> [AIM]:
Find each line with "icon" and copy it.

[Start DATA LISTING]

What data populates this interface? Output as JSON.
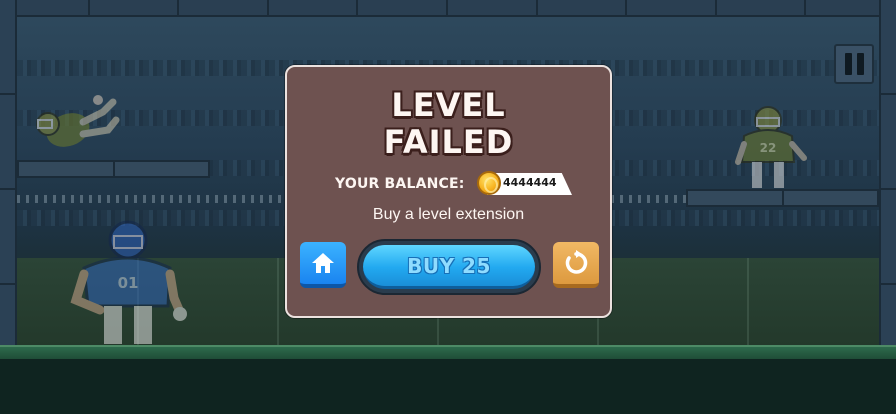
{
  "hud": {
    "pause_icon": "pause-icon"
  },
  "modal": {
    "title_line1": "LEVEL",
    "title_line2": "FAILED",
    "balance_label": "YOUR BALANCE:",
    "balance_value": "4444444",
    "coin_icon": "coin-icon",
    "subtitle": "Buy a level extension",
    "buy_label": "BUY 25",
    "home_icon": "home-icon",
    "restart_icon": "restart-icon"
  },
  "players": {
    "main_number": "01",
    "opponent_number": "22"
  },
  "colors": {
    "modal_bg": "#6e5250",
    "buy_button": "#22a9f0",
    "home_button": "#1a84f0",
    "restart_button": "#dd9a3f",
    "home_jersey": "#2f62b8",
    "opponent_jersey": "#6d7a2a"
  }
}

[End DATA LISTING]
[Start DATA LISTING]

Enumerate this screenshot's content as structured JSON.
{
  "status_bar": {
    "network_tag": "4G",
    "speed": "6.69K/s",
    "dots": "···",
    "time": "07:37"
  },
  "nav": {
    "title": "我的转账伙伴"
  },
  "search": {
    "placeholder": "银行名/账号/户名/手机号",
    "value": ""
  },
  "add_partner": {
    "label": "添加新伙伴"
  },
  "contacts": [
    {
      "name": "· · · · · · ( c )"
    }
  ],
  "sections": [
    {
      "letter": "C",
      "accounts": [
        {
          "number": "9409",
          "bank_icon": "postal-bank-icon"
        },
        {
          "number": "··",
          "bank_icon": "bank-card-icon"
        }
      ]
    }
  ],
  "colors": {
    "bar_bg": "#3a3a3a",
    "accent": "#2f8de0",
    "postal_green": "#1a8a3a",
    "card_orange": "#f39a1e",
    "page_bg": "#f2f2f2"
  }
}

[End DATA LISTING]

> [RESPONSE]:
    "pause_icon": "pause-icon"
    "coin_icon": "coin-icon",
    "home_icon": "home-icon",
    "restart_icon": "restart-icon"
          "bank_icon": "postal-bank-icon"
          "bank_icon": "bank-card-icon"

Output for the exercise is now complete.